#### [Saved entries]
■ ■ ■ ■

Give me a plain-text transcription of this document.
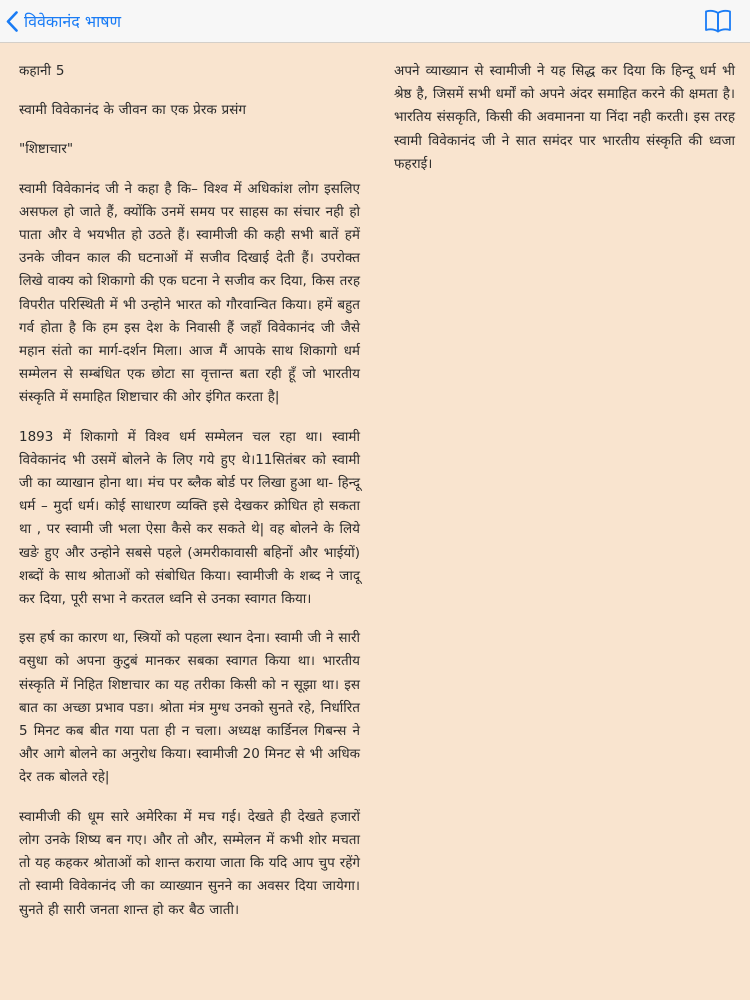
विवेकानंद भाषण

कहानी 5

स्वामी विवेकानंद के जीवन का एक प्रेरक प्रसंग

"शिष्टाचार"

स्वामी विवेकानंद जी ने कहा है कि– विश्व में अधिकांश लोग इसलिए असफल हो जाते हैं, क्योंकि उनमें समय पर साहस का संचार नही हो पाता और वे भयभीत हो उठते हैं। स्वामीजी की कही सभी बातें हमें उनके जीवन काल की घटनाओं में सजीव दिखाई देती हैं। उपरोक्त लिखे वाक्य को शिकागो की एक घटना ने सजीव कर दिया, किस तरह विपरीत परिस्थिती में भी उन्होने भारत को गौरवान्वित किया। हमें बहुत गर्व होता है कि हम इस देश के निवासी हैं जहाँ विवेकानंद जी जैसे महान संतो का मार्ग-दर्शन मिला। आज मैं आपके साथ शिकागो धर्म सम्मेलन से सम्बंधित एक छोटा सा वृत्तान्त बता रही हूँ जो भारतीय संस्कृति में समाहित शिष्टाचार की ओर इंगित करता है|

1893 में शिकागो में विश्व धर्म सम्मेलन चल रहा था। स्वामी विवेकानंद भी उसमें बोलने के लिए गये हुए थे।11सितंबर को स्वामी जी का व्याखान होना था। मंच पर ब्लैक बोर्ड पर लिखा हुआ था- हिन्दू धर्म – मुर्दा धर्म। कोई साधारण व्यक्ति इसे देखकर क्रोधित हो सकता था , पर स्वामी जी भला ऐसा कैसे कर सकते थे| वह बोलने के लिये खङे हुए और उन्होने सबसे पहले (अमरीकावासी बहिनों और भाईयों) शब्दों के साथ श्रोताओं को संबोधित किया। स्वामीजी के शब्द ने जादू कर दिया, पूरी सभा ने करतल ध्वनि से उनका स्वागत किया।

इस हर्ष का कारण था, स्त्रियों को पहला स्थान देना। स्वामी जी ने सारी वसुधा को अपना कुटुबं मानकर सबका स्वागत किया था। भारतीय संस्कृति में निहित शिष्टाचार का यह तरीका किसी को न सूझा था। इस बात का अच्छा प्रभाव पङा। श्रोता मंत्र मुग्ध उनको सुनते रहे, निर्धारित 5 मिनट कब बीत गया पता ही न चला। अध्यक्ष कार्डिनल गिबन्स ने और आगे बोलने का अनुरोध किया। स्वामीजी 20 मिनट से भी अधिक देर तक बोलते रहे|

स्वामीजी की धूम सारे अमेरिका में मच गई। देखते ही देखते हजारों लोग उनके शिष्य बन गए। और तो और, सम्मेलन में कभी शोर मचता तो यह कहकर श्रोताओं को शान्त कराया जाता कि यदि आप चुप रहेंगे तो स्वामी विवेकानंद जी का व्याख्यान सुनने का अवसर दिया जायेगा। सुनते ही सारी जनता शान्त हो कर बैठ जाती।

अपने व्याख्यान से स्वामीजी ने यह सिद्ध कर दिया कि हिन्दू धर्म भी श्रेष्ठ है, जिसमें सभी धर्मों को अपने अंदर समाहित करने की क्षमता है। भारतिय संसकृति, किसी की अवमानना या निंदा नही करती। इस तरह स्वामी विवेकानंद जी ने सात समंदर पार भारतीय संस्कृति की ध्वजा फहराई।
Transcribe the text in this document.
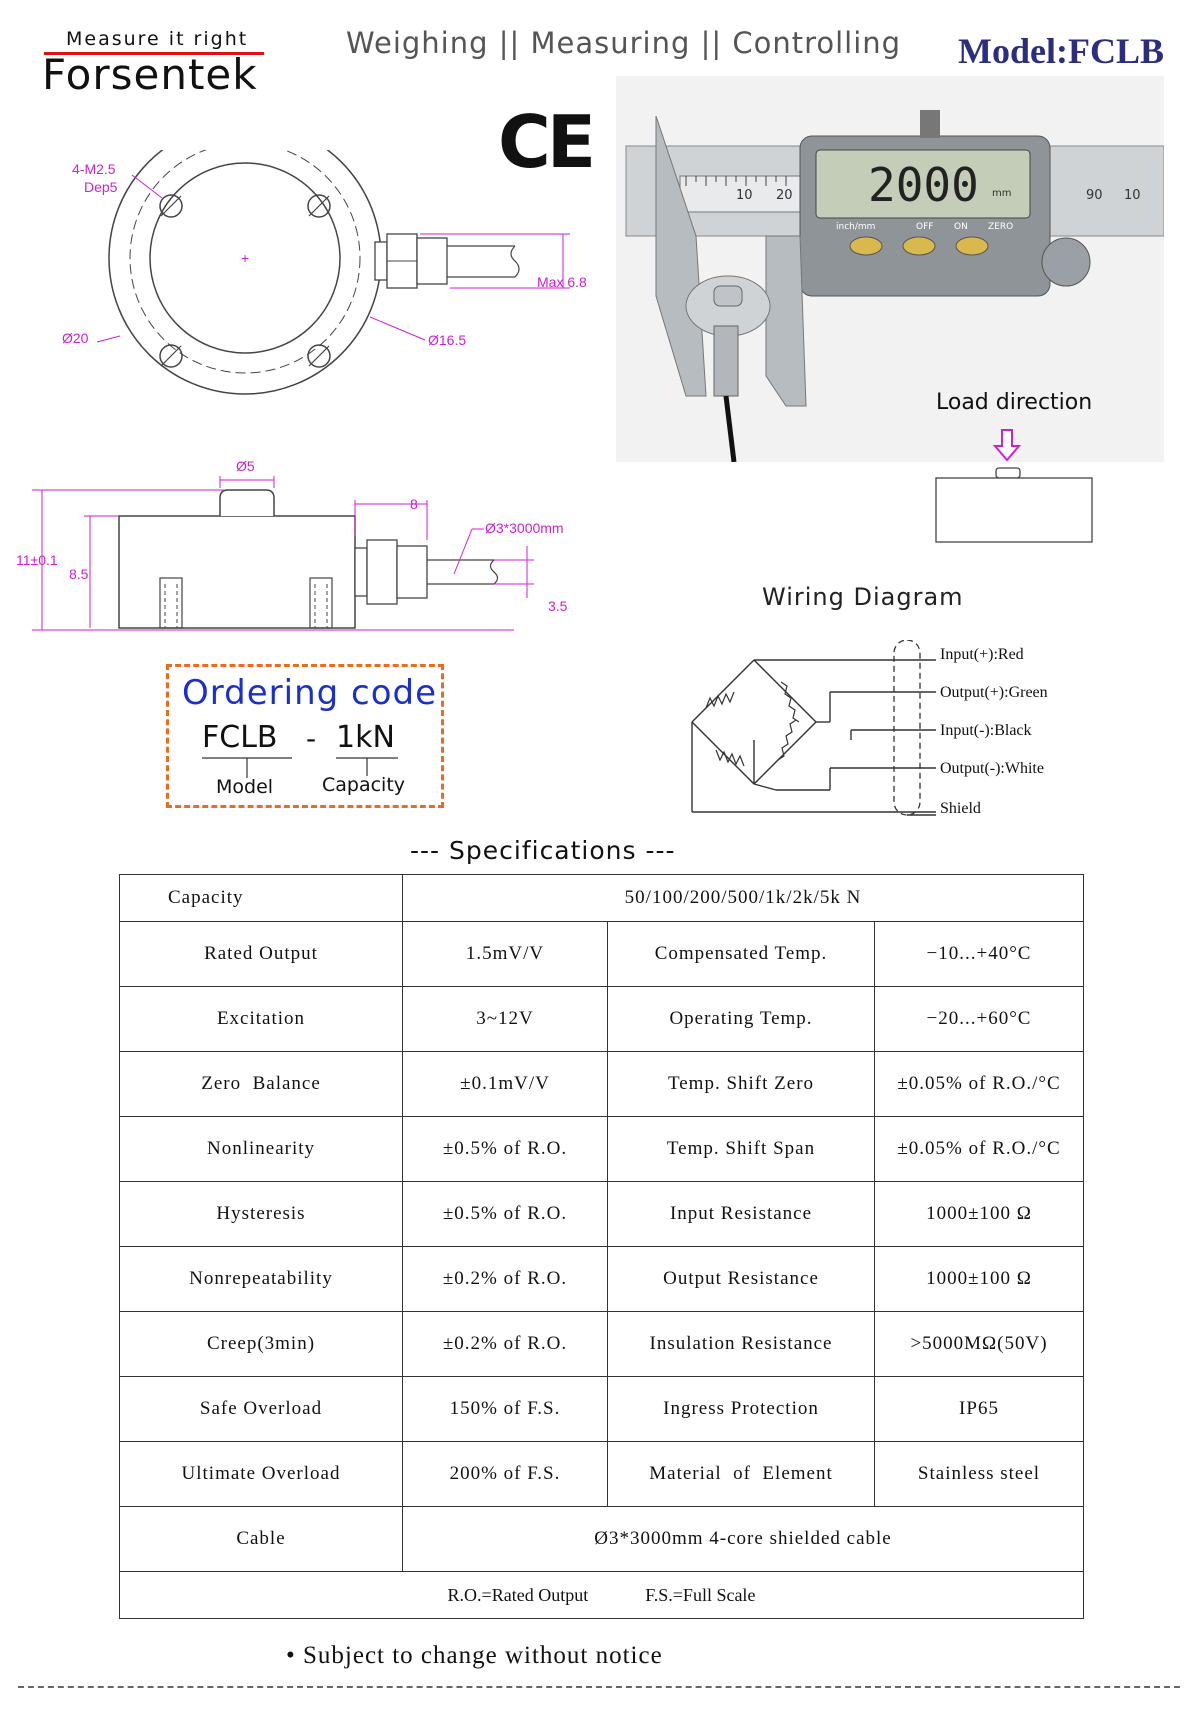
Measure it right
Forsentek
Weighing || Measuring || Controlling Model:FCLB
CE
+
4-M2.5
Dep5
Ø20	Ø16.5
Max 6.8
Ø5
8
Ø3*3000mm
11±0.1
8.5
3.5
2000 mm
inch/mm	OFF ON ZERO
10 20	90 10
Load direction
Wiring Diagram
Input(+):Red
Output(+):Green
Input(-):Black
Output(-):White
Shield
Ordering code
FCLB - 1kN
Model	Capacity
--- Specifications ---
Capacity	50/100/200/500/1k/2k/5k N		
Rated Output	1.5mV/V	Compensated Temp.	−10...+40°C
Excitation	3~12V	Operating Temp.	−20...+60°C
Zero  Balance	±0.1mV/V	Temp. Shift Zero	±0.05% of R.O./°C
Nonlinearity	±0.5% of R.O.	Temp. Shift Span	±0.05% of R.O./°C
Hysteresis	±0.5% of R.O.	Input Resistance	1000±100 Ω
Nonrepeatability	±0.2% of R.O.	Output Resistance	1000±100 Ω
Creep(3min)	±0.2% of R.O.	Insulation Resistance	>5000MΩ(50V)
Safe Overload	150% of F.S.	Ingress Protection	IP65
Ultimate Overload	200% of F.S.	Material  of  Element	Stainless steel
Cable	Ø3*3000mm 4-core shielded cable		
R.O.=Rated Output F.S.=Full Scale			
• Subject to change without notice
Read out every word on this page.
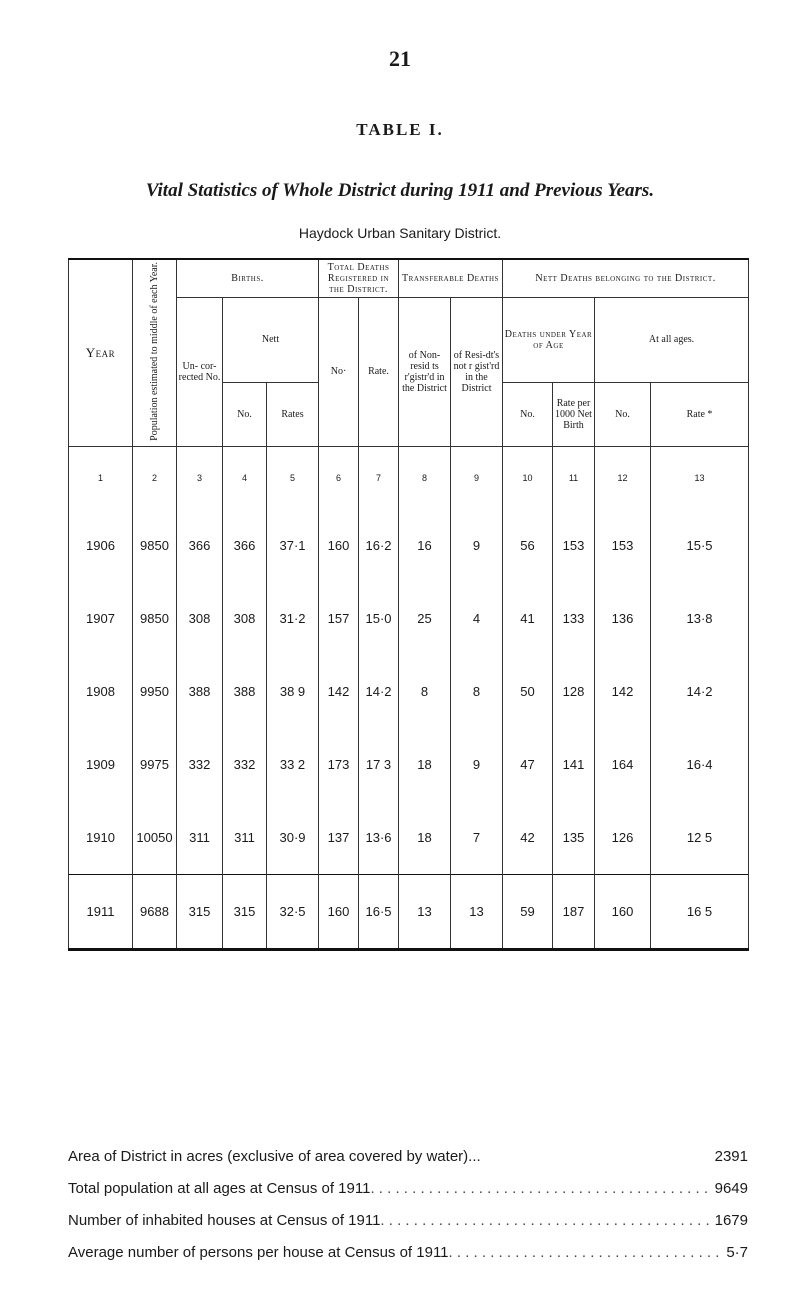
21
TABLE I.
Vital Statistics of Whole District during 1911 and Previous Years.
Haydock Urban Sanitary District.
Year	Population estimated to middle of each Year.	Births.			Total Deaths Registered in the District.		Transferable Deaths		Nett Deaths belonging to the District.			
		Un- cor- rected No.	Nett		No·	Rate.	of Non-resid ts r'gistr'd in the District	of Resi-dt's not r gist'rd in the District	Deaths under Year of Age		At all ages.	
			No.	Rates					No.	Rate per 1000 Net Birth	No.	Rate *
1	2	3	4	5	6	7	8	9	10	11	12	13
1906	9850	366	366	37·1	160	16·2	16	9	56	153	153	15·5
1907	9850	308	308	31·2	157	15·0	25	4	41	133	136	13·8
1908	9950	388	388	38 9	142	14·2	8	8	50	128	142	14·2
1909	9975	332	332	33 2	173	17 3	18	9	47	141	164	16·4
1910	10050	311	311	30·9	137	13·6	18	7	42	135	126	12 5
1911	9688	315	315	32·5	160	16·5	13	13	59	187	160	16 5
Area of District in acres (exclusive of area covered by water)...	2391
Total population at all ages at Census of 1911 . . .	9649
Number of inhabited houses at Census of 1911 . . .	1679
Average number of persons per house at Census of 1911 . . .	5·7
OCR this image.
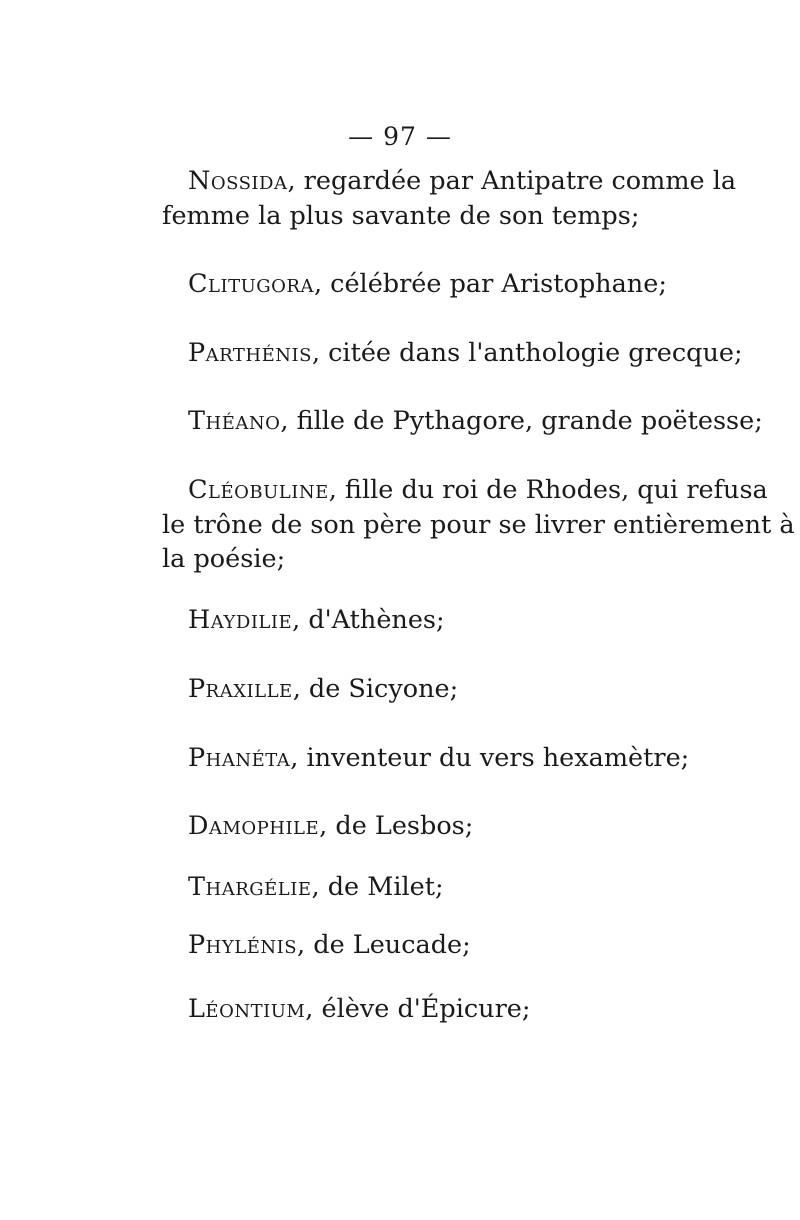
— 97 —
Nossida, regardée par Antipatre comme la
femme la plus savante de son temps;
Clitugora, célébrée par Aristophane;
Parthénis, citée dans l'anthologie grecque;
Théano, fille de Pythagore, grande poëtesse;
Cléobuline, fille du roi de Rhodes, qui refusa
le trône de son père pour se livrer entièrement à
la poésie;
Haydilie, d'Athènes;
Praxille, de Sicyone;
Phanéta, inventeur du vers hexamètre;
Damophile, de Lesbos;
Thargélie, de Milet;
Phylénis, de Leucade;
Léontium, élève d'Épicure;
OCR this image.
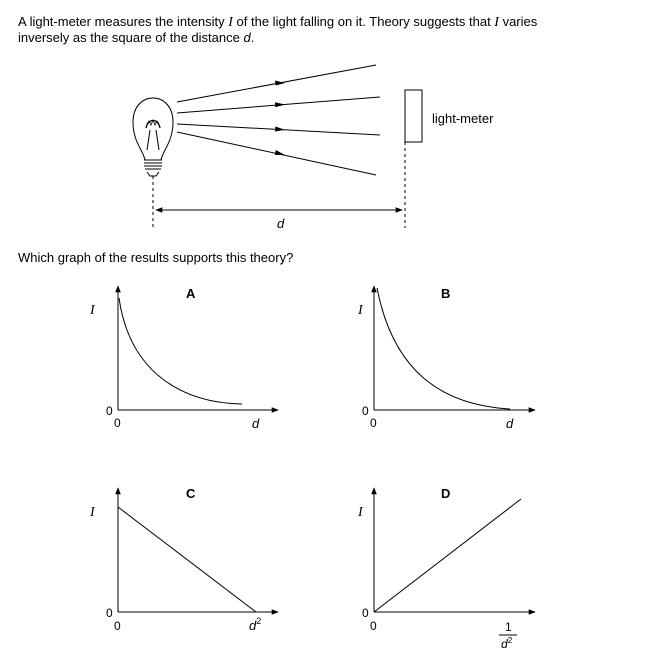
A light-meter measures the intensity I of the light falling on it. Theory suggests that I varies
inversely as the square of the distance d.
light-meter
d
Which graph of the results supports this theory?
A
I
0
0	d
B
I
0
0	d
C
I
0
0	$d^2$
D
I
0
0	1
$d^2$
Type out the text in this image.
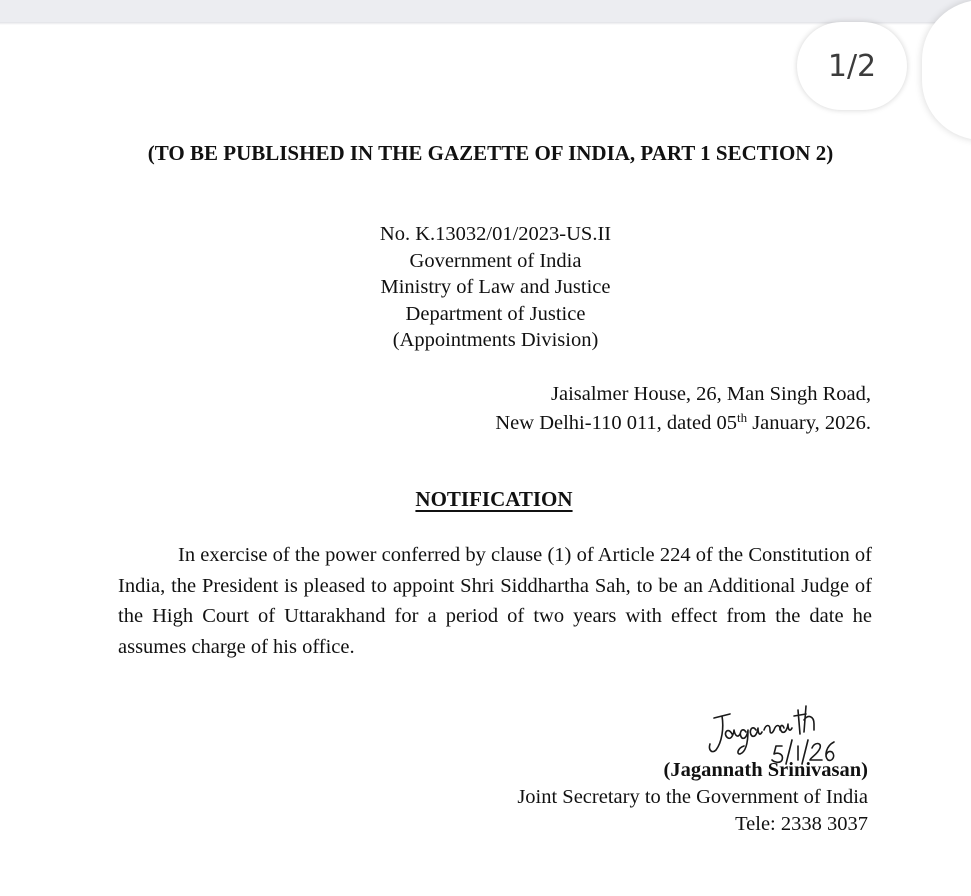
1/2
(TO BE PUBLISHED IN THE GAZETTE OF INDIA, PART 1 SECTION 2)
No. K.13032/01/2023-US.II
Government of India
Ministry of Law and Justice
Department of Justice
(Appointments Division)
Jaisalmer House, 26, Man Singh Road,
New Delhi-110 011, dated 05th January, 2026.
NOTIFICATION
In exercise of the power conferred by clause (1) of Article 224 of the Constitution of India, the President is pleased to appoint Shri Siddhartha Sah, to be an Additional Judge of the High Court of Uttarakhand for a period of two years with effect from the date he assumes charge of his office.
(Jagannath Srinivasan)
Joint Secretary to the Government of India
Tele: 2338 3037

■ ■ ■ ■

#### [INSTRUCTIONS TO FOLLOW]
Pick out the lines above that hold the string "fille" and show them.

#### [ANSWER TO THE EXERCISE]
Théano, fille de Pythagore, grande poëtesse;
Cléobuline, fille du roi de Rhodes, qui refusa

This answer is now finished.